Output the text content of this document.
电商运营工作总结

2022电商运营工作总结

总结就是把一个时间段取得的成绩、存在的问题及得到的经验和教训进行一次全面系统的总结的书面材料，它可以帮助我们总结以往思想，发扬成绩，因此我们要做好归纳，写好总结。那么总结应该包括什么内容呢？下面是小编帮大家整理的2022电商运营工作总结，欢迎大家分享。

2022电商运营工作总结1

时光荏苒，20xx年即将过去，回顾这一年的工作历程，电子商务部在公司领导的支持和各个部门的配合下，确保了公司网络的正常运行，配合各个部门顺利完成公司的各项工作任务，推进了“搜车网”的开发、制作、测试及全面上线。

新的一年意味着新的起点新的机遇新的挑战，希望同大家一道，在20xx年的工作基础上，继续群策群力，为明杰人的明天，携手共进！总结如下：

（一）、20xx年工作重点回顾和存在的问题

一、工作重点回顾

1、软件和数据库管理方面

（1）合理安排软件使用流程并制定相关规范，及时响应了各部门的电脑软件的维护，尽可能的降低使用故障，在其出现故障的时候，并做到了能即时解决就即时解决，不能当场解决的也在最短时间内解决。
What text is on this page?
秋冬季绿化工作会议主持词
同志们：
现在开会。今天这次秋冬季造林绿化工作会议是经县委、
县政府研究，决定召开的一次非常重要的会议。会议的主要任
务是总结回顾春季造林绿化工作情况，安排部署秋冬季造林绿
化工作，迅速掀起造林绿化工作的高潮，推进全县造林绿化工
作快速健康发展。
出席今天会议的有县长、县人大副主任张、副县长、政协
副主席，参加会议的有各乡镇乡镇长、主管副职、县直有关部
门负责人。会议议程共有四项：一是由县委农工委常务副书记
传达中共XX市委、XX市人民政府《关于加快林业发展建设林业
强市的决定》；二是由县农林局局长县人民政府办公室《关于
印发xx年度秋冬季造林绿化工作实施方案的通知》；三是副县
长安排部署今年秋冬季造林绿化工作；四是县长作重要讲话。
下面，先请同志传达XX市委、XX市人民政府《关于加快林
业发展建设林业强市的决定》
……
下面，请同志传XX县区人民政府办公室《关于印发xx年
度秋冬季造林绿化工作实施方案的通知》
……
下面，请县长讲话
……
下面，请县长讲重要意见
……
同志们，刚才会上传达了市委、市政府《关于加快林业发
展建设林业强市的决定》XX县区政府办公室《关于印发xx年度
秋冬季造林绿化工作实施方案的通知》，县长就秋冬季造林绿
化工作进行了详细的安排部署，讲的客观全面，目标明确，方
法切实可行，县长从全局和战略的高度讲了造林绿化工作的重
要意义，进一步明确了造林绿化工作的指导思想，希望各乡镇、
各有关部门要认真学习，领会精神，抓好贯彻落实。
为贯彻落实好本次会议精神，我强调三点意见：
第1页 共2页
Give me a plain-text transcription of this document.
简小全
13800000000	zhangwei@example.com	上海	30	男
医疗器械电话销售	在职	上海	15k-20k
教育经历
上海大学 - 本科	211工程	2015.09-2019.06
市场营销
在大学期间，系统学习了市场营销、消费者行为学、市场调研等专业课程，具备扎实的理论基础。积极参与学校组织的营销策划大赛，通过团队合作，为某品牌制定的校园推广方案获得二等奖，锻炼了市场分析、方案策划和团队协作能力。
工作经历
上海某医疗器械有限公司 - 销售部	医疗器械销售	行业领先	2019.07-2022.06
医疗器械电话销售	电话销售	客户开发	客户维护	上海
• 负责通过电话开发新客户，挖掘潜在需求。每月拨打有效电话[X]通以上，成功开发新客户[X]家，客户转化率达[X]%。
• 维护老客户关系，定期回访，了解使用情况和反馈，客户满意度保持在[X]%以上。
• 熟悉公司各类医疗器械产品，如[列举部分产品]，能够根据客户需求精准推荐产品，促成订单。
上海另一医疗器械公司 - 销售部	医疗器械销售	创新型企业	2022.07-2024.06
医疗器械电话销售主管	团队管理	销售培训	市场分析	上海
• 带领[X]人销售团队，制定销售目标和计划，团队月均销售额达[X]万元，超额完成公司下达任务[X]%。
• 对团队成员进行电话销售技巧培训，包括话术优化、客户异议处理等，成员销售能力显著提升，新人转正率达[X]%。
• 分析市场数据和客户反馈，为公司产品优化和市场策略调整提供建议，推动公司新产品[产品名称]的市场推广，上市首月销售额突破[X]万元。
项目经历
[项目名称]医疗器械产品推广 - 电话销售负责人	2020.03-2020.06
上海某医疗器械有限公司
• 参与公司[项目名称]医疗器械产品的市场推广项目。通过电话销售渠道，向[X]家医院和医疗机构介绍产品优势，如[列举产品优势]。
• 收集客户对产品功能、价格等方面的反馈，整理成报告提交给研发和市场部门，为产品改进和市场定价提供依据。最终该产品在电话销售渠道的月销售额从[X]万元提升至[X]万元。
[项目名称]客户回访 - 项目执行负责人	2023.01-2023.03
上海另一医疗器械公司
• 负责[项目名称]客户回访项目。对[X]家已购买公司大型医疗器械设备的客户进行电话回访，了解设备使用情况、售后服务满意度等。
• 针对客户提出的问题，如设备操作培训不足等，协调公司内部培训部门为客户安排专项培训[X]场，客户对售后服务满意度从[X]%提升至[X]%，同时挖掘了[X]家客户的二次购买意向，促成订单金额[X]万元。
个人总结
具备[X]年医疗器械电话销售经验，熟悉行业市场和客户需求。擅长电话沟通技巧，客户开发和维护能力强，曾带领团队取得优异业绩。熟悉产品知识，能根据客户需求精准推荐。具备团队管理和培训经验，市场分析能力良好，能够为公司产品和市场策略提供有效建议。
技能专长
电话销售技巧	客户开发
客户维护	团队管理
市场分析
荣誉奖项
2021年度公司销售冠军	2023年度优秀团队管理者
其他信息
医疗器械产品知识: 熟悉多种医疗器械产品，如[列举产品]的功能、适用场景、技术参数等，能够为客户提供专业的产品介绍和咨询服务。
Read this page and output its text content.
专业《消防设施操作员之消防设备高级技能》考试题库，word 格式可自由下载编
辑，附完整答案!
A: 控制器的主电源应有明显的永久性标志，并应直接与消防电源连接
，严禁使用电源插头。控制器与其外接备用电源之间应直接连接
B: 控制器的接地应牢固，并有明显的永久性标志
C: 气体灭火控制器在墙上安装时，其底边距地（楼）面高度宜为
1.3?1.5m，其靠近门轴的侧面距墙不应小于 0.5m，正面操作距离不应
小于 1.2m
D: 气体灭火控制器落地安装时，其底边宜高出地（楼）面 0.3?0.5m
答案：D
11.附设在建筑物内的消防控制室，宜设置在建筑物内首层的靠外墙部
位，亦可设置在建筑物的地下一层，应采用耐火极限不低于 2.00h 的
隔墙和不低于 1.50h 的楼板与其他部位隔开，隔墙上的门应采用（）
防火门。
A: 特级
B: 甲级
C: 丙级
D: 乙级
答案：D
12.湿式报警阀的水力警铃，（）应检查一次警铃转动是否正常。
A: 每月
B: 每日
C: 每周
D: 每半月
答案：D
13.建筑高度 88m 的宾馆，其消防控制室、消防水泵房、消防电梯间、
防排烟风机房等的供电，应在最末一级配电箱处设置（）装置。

▬▬▬▬▬▬▬▬▬▬

■ **Objective**: Where a line above includes "XX市人民政府", copy that line.

■ **Correct response**:
传达中共XX市委、XX市人民政府《关于加快林业发展建设林业
下面，先请同志传达XX市委、XX市人民政府《关于加快林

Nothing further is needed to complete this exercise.